Recorded data ->
....
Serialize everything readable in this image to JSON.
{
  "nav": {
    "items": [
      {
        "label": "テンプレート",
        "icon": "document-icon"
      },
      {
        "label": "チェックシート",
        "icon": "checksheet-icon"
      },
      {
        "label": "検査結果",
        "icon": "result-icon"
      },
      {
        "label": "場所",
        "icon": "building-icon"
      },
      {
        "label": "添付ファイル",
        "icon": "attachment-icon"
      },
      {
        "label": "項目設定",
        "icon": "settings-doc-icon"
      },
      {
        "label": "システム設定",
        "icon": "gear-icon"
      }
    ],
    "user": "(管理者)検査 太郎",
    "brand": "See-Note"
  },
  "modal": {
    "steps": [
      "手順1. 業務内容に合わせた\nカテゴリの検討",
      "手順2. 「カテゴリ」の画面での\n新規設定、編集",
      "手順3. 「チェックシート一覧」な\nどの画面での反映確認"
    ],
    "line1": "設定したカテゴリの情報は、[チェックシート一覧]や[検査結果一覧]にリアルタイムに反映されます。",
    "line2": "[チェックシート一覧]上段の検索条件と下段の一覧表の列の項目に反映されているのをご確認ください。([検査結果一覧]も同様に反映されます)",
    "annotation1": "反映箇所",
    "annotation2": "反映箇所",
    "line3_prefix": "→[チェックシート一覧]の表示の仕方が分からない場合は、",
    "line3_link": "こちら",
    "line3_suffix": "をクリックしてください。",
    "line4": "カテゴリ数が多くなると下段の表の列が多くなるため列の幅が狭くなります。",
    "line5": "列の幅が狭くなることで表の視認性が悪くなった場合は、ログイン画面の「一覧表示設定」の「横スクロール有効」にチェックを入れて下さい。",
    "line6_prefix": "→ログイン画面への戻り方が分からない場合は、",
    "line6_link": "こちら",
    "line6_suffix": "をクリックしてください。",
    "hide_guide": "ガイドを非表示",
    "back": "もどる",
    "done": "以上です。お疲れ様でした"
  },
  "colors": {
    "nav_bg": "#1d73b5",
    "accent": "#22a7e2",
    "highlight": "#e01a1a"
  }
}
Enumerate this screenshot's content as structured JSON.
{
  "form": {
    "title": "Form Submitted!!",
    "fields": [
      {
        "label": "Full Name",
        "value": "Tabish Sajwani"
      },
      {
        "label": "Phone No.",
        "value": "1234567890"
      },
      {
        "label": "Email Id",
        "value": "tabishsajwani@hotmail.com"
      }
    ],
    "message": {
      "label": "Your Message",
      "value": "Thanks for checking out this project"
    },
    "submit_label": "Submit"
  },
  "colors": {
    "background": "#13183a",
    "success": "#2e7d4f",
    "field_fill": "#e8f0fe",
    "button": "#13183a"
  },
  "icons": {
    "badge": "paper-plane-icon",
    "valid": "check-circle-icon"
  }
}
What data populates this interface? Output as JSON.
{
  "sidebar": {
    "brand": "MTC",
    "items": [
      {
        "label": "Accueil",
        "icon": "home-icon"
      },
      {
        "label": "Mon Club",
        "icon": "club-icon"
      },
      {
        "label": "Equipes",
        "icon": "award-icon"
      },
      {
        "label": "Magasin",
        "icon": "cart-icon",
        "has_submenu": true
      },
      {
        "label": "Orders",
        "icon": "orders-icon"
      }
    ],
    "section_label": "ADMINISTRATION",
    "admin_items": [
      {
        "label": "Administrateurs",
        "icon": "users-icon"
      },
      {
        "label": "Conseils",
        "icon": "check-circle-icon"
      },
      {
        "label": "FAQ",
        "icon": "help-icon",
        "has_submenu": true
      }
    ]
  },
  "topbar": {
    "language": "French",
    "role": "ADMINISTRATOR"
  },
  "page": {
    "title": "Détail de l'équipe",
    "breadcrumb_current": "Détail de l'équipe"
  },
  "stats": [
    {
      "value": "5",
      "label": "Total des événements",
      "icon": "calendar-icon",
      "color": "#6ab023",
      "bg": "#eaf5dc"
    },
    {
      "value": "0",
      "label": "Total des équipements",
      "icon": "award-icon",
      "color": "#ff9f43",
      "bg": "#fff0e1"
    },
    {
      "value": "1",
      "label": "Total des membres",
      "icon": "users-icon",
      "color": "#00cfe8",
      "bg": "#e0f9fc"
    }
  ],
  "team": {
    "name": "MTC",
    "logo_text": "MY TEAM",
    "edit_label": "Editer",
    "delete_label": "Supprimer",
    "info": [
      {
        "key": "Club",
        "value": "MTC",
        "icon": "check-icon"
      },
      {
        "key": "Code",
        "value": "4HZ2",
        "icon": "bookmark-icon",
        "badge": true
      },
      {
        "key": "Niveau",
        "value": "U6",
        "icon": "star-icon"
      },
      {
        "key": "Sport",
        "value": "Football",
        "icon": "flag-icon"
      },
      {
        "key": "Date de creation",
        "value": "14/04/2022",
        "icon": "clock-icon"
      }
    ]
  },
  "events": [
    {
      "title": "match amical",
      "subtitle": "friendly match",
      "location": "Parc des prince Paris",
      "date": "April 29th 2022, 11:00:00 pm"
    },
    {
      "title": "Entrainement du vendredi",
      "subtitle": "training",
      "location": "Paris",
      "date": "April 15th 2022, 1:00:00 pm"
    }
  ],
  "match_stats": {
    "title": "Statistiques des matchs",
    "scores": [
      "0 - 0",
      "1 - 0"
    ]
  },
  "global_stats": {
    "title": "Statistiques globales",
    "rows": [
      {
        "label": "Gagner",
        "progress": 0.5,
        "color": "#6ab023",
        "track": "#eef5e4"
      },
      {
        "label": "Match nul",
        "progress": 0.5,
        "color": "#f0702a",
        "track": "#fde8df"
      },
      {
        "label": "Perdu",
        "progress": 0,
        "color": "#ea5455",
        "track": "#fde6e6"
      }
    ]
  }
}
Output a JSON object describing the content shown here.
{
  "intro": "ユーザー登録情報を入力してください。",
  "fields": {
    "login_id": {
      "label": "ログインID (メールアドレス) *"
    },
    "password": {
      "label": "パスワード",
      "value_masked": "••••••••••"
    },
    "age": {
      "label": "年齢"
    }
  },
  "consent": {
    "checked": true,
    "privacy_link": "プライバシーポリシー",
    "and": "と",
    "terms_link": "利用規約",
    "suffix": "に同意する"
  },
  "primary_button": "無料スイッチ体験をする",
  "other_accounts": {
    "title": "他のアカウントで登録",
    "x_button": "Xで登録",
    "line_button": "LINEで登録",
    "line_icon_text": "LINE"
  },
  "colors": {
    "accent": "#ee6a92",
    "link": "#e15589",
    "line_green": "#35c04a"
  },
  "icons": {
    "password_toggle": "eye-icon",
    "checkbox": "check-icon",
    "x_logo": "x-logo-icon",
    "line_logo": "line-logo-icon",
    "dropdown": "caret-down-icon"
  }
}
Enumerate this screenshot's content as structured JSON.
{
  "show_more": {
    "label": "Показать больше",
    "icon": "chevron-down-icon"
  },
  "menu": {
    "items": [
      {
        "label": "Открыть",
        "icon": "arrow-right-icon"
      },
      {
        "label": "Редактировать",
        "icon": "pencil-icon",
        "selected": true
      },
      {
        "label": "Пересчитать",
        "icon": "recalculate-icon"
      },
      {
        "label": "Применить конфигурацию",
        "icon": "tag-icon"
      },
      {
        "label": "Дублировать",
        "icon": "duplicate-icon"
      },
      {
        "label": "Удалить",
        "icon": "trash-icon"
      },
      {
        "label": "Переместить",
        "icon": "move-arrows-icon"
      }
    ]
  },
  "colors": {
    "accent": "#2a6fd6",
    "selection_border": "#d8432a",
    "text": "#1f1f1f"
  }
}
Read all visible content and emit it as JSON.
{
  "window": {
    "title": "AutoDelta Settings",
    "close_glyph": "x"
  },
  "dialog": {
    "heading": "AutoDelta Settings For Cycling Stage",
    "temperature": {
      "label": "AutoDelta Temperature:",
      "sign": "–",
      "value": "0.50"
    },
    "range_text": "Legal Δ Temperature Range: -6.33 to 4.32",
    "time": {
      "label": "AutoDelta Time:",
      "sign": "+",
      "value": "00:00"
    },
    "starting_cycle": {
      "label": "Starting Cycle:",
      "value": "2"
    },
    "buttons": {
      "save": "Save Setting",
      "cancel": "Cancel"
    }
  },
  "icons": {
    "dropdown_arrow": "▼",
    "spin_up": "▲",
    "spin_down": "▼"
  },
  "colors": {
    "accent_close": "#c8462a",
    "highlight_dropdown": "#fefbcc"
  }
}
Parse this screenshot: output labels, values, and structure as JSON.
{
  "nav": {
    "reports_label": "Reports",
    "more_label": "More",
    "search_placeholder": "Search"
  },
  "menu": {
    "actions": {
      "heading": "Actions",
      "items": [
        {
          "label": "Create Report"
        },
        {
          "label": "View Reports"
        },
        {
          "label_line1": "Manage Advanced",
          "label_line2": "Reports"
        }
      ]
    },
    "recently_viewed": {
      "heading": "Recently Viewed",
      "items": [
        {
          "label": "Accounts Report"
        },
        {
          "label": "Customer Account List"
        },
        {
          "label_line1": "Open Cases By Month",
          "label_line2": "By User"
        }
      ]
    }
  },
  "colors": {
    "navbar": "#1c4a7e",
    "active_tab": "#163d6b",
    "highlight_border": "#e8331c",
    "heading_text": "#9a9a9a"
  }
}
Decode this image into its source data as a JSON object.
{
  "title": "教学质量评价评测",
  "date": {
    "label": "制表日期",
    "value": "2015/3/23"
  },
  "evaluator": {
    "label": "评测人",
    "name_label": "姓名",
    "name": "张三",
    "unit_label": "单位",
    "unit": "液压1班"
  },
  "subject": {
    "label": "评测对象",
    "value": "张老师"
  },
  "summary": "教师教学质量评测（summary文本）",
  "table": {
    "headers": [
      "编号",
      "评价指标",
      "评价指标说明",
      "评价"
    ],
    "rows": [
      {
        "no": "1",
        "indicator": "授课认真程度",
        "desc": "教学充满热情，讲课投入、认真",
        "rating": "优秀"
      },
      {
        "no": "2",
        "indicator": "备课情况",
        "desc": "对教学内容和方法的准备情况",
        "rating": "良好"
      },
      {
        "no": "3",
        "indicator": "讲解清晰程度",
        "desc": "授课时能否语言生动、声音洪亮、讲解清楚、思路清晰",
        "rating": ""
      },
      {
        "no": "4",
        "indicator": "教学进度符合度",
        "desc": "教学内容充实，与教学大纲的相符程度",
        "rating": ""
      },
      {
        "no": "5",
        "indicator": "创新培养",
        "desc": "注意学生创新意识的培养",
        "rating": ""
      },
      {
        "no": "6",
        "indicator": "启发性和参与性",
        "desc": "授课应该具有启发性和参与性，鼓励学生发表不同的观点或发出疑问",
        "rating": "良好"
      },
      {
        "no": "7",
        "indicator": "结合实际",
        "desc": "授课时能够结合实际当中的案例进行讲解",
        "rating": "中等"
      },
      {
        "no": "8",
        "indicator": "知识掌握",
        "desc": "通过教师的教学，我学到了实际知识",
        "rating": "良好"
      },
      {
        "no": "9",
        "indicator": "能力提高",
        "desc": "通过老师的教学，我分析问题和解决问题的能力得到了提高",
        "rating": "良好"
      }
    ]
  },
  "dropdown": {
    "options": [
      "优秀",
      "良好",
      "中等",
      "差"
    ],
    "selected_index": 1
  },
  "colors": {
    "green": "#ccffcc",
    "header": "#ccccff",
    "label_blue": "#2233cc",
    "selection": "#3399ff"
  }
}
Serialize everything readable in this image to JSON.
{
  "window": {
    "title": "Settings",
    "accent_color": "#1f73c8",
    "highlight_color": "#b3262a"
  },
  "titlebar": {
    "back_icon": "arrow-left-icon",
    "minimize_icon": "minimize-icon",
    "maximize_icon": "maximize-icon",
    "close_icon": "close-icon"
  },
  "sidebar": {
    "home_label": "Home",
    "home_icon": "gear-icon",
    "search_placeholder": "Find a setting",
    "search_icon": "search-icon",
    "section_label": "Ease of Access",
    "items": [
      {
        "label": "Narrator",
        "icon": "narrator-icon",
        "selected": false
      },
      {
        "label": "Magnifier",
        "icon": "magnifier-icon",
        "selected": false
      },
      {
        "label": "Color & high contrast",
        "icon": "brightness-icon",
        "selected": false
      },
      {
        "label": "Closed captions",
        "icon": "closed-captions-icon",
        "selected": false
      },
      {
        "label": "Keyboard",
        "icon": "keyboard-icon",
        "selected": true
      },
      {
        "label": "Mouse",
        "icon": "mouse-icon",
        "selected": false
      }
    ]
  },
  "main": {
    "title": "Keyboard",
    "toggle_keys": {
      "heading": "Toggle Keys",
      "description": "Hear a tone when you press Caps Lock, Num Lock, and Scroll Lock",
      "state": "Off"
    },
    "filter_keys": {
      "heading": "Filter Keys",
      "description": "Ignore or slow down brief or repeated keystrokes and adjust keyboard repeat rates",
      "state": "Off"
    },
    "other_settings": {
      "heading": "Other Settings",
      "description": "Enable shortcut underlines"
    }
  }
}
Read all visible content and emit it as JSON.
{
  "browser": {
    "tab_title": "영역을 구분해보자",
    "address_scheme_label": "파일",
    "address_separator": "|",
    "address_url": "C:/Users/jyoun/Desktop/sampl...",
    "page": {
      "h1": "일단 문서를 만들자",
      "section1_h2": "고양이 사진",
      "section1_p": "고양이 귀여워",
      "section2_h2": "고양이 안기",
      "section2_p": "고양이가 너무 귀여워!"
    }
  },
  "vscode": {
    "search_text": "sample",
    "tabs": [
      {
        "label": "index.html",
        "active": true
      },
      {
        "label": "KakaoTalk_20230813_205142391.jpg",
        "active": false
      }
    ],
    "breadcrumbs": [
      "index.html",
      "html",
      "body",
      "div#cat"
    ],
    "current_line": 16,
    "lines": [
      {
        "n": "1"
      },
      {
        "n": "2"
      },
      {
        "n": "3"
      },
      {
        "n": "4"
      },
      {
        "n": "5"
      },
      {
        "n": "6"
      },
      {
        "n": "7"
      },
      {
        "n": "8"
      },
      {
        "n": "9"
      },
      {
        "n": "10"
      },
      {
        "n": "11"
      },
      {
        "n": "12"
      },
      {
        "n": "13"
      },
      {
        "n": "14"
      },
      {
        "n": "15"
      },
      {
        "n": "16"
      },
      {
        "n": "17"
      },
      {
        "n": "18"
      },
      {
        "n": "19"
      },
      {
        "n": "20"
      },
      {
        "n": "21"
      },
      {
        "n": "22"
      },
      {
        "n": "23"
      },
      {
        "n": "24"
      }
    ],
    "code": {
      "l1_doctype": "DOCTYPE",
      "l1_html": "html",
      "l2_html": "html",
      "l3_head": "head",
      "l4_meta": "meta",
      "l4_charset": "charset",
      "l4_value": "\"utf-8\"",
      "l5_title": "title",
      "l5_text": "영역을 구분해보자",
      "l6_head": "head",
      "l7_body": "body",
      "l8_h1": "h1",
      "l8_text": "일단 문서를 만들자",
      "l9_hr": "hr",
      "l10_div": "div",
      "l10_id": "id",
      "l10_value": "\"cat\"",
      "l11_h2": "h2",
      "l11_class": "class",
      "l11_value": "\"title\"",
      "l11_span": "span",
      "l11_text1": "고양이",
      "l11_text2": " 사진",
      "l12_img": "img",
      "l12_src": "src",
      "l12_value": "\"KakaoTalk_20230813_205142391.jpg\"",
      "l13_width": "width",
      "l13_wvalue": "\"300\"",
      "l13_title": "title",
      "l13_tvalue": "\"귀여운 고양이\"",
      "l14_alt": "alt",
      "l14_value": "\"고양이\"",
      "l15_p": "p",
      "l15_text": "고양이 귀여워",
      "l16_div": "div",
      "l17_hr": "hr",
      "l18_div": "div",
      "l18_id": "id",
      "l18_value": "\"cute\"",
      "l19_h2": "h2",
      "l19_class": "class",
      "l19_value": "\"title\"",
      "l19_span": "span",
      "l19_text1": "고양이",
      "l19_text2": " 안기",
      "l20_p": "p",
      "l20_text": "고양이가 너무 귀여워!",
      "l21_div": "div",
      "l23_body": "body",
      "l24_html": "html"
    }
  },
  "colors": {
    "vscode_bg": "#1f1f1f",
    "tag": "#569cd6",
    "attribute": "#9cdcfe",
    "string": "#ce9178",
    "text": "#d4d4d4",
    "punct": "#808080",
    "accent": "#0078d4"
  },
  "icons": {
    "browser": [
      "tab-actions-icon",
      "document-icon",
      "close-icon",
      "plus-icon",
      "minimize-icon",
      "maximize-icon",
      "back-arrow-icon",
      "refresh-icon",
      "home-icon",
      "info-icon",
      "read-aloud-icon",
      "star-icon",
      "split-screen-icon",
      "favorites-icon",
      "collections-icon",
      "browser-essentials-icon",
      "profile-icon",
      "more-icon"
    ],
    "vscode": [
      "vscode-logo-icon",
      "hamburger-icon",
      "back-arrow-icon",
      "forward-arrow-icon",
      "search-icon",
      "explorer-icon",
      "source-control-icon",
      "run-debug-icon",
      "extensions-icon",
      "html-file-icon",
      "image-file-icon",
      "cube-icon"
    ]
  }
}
....
GOAL -> Make a copy of each line that contains the string "maximize".

TASK RESPONSE ->
    "maximize_icon": "maximize-icon",
      "maximize-icon",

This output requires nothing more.